§ WHAT YOU WILL DO:
Repeat exactly each line of the data provided below.

§ RECORDS SUPPLIED:
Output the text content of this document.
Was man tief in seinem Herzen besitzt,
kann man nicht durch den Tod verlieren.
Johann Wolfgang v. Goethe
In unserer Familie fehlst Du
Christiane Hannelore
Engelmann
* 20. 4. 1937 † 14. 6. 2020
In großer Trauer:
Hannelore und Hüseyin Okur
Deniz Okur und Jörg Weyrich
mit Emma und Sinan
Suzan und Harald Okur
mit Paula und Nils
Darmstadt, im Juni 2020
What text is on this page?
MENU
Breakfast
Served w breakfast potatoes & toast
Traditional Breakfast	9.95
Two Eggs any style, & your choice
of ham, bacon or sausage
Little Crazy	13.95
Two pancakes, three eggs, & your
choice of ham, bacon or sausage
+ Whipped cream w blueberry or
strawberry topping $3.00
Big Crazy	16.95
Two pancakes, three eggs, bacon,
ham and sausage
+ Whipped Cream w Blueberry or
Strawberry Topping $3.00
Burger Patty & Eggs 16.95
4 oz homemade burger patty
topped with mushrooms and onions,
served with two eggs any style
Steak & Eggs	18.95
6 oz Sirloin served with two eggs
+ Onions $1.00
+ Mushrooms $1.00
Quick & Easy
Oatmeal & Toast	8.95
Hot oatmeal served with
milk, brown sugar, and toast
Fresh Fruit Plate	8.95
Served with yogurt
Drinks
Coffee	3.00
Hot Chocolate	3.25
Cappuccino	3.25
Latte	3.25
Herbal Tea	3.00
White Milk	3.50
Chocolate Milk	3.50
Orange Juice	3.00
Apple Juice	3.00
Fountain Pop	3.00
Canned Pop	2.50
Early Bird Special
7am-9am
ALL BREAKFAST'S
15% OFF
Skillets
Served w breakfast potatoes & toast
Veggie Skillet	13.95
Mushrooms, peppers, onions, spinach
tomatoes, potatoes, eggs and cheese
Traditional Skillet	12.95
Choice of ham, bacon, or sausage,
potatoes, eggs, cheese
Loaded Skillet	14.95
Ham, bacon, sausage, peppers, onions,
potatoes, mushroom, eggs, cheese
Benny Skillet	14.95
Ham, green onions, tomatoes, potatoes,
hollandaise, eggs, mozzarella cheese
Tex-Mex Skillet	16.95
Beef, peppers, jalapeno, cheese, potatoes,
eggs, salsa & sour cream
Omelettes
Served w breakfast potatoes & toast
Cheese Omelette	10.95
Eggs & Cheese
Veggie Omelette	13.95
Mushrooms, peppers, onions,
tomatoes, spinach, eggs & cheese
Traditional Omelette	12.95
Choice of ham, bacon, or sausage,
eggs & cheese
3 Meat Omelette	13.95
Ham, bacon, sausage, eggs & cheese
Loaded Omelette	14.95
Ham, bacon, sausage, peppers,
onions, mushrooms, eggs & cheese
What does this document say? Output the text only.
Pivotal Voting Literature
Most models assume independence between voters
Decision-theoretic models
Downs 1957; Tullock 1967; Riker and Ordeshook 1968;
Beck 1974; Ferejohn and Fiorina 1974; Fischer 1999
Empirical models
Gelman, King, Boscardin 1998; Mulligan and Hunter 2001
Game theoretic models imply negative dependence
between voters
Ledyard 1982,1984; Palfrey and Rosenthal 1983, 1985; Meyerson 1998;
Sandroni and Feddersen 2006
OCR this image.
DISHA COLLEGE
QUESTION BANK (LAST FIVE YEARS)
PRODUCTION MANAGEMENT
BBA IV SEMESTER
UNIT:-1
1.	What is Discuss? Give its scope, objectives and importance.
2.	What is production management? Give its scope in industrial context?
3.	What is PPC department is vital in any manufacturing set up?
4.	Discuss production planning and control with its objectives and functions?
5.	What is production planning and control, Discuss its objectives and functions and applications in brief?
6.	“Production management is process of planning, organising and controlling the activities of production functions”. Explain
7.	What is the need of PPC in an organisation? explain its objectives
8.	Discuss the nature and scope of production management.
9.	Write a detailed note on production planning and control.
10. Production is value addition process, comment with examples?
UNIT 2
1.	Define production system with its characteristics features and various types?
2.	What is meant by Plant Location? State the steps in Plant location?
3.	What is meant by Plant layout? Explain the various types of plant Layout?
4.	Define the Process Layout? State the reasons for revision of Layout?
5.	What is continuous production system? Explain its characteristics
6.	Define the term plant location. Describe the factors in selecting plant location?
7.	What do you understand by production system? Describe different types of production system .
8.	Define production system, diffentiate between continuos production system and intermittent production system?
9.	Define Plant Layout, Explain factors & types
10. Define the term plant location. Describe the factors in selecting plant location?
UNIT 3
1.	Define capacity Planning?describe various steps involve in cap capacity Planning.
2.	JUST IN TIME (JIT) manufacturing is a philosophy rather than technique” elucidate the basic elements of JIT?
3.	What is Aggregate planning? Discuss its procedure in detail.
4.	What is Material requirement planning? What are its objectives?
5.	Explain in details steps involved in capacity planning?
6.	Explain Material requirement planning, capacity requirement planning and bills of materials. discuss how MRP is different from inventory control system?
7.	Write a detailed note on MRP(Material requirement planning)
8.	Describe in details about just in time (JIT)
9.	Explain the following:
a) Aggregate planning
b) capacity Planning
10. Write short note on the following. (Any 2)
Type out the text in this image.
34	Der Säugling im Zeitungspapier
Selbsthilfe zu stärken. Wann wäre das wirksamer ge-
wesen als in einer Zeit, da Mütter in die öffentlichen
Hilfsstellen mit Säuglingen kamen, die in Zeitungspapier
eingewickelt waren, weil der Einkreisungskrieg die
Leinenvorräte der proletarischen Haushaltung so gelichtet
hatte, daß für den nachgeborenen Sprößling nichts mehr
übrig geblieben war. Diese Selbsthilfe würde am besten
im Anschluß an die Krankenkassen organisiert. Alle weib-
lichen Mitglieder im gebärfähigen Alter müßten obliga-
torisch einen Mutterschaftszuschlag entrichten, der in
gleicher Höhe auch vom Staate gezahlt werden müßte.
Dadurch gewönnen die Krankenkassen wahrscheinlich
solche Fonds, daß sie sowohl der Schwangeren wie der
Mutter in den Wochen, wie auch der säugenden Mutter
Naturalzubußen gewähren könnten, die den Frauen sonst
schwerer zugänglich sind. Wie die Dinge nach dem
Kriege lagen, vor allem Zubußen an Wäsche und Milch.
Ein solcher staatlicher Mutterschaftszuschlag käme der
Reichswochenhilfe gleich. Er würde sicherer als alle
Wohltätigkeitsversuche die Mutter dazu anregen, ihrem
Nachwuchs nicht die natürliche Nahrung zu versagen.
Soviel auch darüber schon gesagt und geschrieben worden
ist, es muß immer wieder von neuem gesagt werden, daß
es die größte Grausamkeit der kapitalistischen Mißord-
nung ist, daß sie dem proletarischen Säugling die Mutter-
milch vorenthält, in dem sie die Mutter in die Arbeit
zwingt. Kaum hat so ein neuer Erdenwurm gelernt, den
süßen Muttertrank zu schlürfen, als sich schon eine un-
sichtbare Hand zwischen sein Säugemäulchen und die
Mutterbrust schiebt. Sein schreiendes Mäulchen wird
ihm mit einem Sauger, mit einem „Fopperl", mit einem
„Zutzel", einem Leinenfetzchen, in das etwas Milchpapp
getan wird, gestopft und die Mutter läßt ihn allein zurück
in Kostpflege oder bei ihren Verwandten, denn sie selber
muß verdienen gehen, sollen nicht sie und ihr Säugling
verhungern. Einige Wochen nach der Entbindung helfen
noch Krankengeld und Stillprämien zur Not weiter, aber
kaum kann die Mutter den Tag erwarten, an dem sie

§ ANSWER:
Output the text content of this document.
Was man tief in seinem Herzen besitzt,
kann man nicht durch den Tod verlieren.
Johann Wolfgang v. Goethe
In unserer Familie fehlst Du
Christiane Hannelore
Engelmann
* 20. 4. 1937 † 14. 6. 2020
In großer Trauer:
Hannelore und Hüseyin Okur
Deniz Okur und Jörg Weyrich
mit Emma und Sinan
Suzan und Harald Okur
mit Paula und Nils
Darmstadt, im Juni 2020
What text is on this page?
MENU
Breakfast
Served w breakfast potatoes & toast
Traditional Breakfast	9.95
Two Eggs any style, & your choice
of ham, bacon or sausage
Little Crazy	13.95
Two pancakes, three eggs, & your
choice of ham, bacon or sausage
+ Whipped cream w blueberry or
strawberry topping $3.00
Big Crazy	16.95
Two pancakes, three eggs, bacon,
ham and sausage
+ Whipped Cream w Blueberry or
Strawberry Topping $3.00
Burger Patty & Eggs 16.95
4 oz homemade burger patty
topped with mushrooms and onions,
served with two eggs any style
Steak & Eggs	18.95
6 oz Sirloin served with two eggs
+ Onions $1.00
+ Mushrooms $1.00
Quick & Easy
Oatmeal & Toast	8.95
Hot oatmeal served with
milk, brown sugar, and toast
Fresh Fruit Plate	8.95
Served with yogurt
Drinks
Coffee	3.00
Hot Chocolate	3.25
Cappuccino	3.25
Latte	3.25
Herbal Tea	3.00
White Milk	3.50
Chocolate Milk	3.50
Orange Juice	3.00
Apple Juice	3.00
Fountain Pop	3.00
Canned Pop	2.50
Early Bird Special
7am-9am
ALL BREAKFAST'S
15% OFF
Skillets
Served w breakfast potatoes & toast
Veggie Skillet	13.95
Mushrooms, peppers, onions, spinach
tomatoes, potatoes, eggs and cheese
Traditional Skillet	12.95
Choice of ham, bacon, or sausage,
potatoes, eggs, cheese
Loaded Skillet	14.95
Ham, bacon, sausage, peppers, onions,
potatoes, mushroom, eggs, cheese
Benny Skillet	14.95
Ham, green onions, tomatoes, potatoes,
hollandaise, eggs, mozzarella cheese
Tex-Mex Skillet	16.95
Beef, peppers, jalapeno, cheese, potatoes,
eggs, salsa & sour cream
Omelettes
Served w breakfast potatoes & toast
Cheese Omelette	10.95
Eggs & Cheese
Veggie Omelette	13.95
Mushrooms, peppers, onions,
tomatoes, spinach, eggs & cheese
Traditional Omelette	12.95
Choice of ham, bacon, or sausage,
eggs & cheese
3 Meat Omelette	13.95
Ham, bacon, sausage, eggs & cheese
Loaded Omelette	14.95
Ham, bacon, sausage, peppers,
onions, mushrooms, eggs & cheese
What does this document say? Output the text only.
Pivotal Voting Literature
Most models assume independence between voters
Decision-theoretic models
Downs 1957; Tullock 1967; Riker and Ordeshook 1968;
Beck 1974; Ferejohn and Fiorina 1974; Fischer 1999
Empirical models
Gelman, King, Boscardin 1998; Mulligan and Hunter 2001
Game theoretic models imply negative dependence
between voters
Ledyard 1982,1984; Palfrey and Rosenthal 1983, 1985; Meyerson 1998;
Sandroni and Feddersen 2006
OCR this image.
DISHA COLLEGE
QUESTION BANK (LAST FIVE YEARS)
PRODUCTION MANAGEMENT
BBA IV SEMESTER
UNIT:-1
1.	What is Discuss? Give its scope, objectives and importance.
2.	What is production management? Give its scope in industrial context?
3.	What is PPC department is vital in any manufacturing set up?
4.	Discuss production planning and control with its objectives and functions?
5.	What is production planning and control, Discuss its objectives and functions and applications in brief?
6.	“Production management is process of planning, organising and controlling the activities of production functions”. Explain
7.	What is the need of PPC in an organisation? explain its objectives
8.	Discuss the nature and scope of production management.
9.	Write a detailed note on production planning and control.
10. Production is value addition process, comment with examples?
UNIT 2
1.	Define production system with its characteristics features and various types?
2.	What is meant by Plant Location? State the steps in Plant location?
3.	What is meant by Plant layout? Explain the various types of plant Layout?
4.	Define the Process Layout? State the reasons for revision of Layout?
5.	What is continuous production system? Explain its characteristics
6.	Define the term plant location. Describe the factors in selecting plant location?
7.	What do you understand by production system? Describe different types of production system .
8.	Define production system, diffentiate between continuos production system and intermittent production system?
9.	Define Plant Layout, Explain factors & types
10. Define the term plant location. Describe the factors in selecting plant location?
UNIT 3
1.	Define capacity Planning?describe various steps involve in cap capacity Planning.
2.	JUST IN TIME (JIT) manufacturing is a philosophy rather than technique” elucidate the basic elements of JIT?
3.	What is Aggregate planning? Discuss its procedure in detail.
4.	What is Material requirement planning? What are its objectives?
5.	Explain in details steps involved in capacity planning?
6.	Explain Material requirement planning, capacity requirement planning and bills of materials. discuss how MRP is different from inventory control system?
7.	Write a detailed note on MRP(Material requirement planning)
8.	Describe in details about just in time (JIT)
9.	Explain the following:
a) Aggregate planning
b) capacity Planning
10. Write short note on the following. (Any 2)
Type out the text in this image.
34	Der Säugling im Zeitungspapier
Selbsthilfe zu stärken. Wann wäre das wirksamer ge-
wesen als in einer Zeit, da Mütter in die öffentlichen
Hilfsstellen mit Säuglingen kamen, die in Zeitungspapier
eingewickelt waren, weil der Einkreisungskrieg die
Leinenvorräte der proletarischen Haushaltung so gelichtet
hatte, daß für den nachgeborenen Sprößling nichts mehr
übrig geblieben war. Diese Selbsthilfe würde am besten
im Anschluß an die Krankenkassen organisiert. Alle weib-
lichen Mitglieder im gebärfähigen Alter müßten obliga-
torisch einen Mutterschaftszuschlag entrichten, der in
gleicher Höhe auch vom Staate gezahlt werden müßte.
Dadurch gewönnen die Krankenkassen wahrscheinlich
solche Fonds, daß sie sowohl der Schwangeren wie der
Mutter in den Wochen, wie auch der säugenden Mutter
Naturalzubußen gewähren könnten, die den Frauen sonst
schwerer zugänglich sind. Wie die Dinge nach dem
Kriege lagen, vor allem Zubußen an Wäsche und Milch.
Ein solcher staatlicher Mutterschaftszuschlag käme der
Reichswochenhilfe gleich. Er würde sicherer als alle
Wohltätigkeitsversuche die Mutter dazu anregen, ihrem
Nachwuchs nicht die natürliche Nahrung zu versagen.
Soviel auch darüber schon gesagt und geschrieben worden
ist, es muß immer wieder von neuem gesagt werden, daß
es die größte Grausamkeit der kapitalistischen Mißord-
nung ist, daß sie dem proletarischen Säugling die Mutter-
milch vorenthält, in dem sie die Mutter in die Arbeit
zwingt. Kaum hat so ein neuer Erdenwurm gelernt, den
süßen Muttertrank zu schlürfen, als sich schon eine un-
sichtbare Hand zwischen sein Säugemäulchen und die
Mutterbrust schiebt. Sein schreiendes Mäulchen wird
ihm mit einem Sauger, mit einem „Fopperl", mit einem
„Zutzel", einem Leinenfetzchen, in das etwas Milchpapp
getan wird, gestopft und die Mutter läßt ihn allein zurück
in Kostpflege oder bei ihren Verwandten, denn sie selber
muß verdienen gehen, sollen nicht sie und ihr Säugling
verhungern. Einige Wochen nach der Entbindung helfen
noch Krankengeld und Stillprämien zur Not weiter, aber
kaum kann die Mutter den Tag erwarten, an dem sie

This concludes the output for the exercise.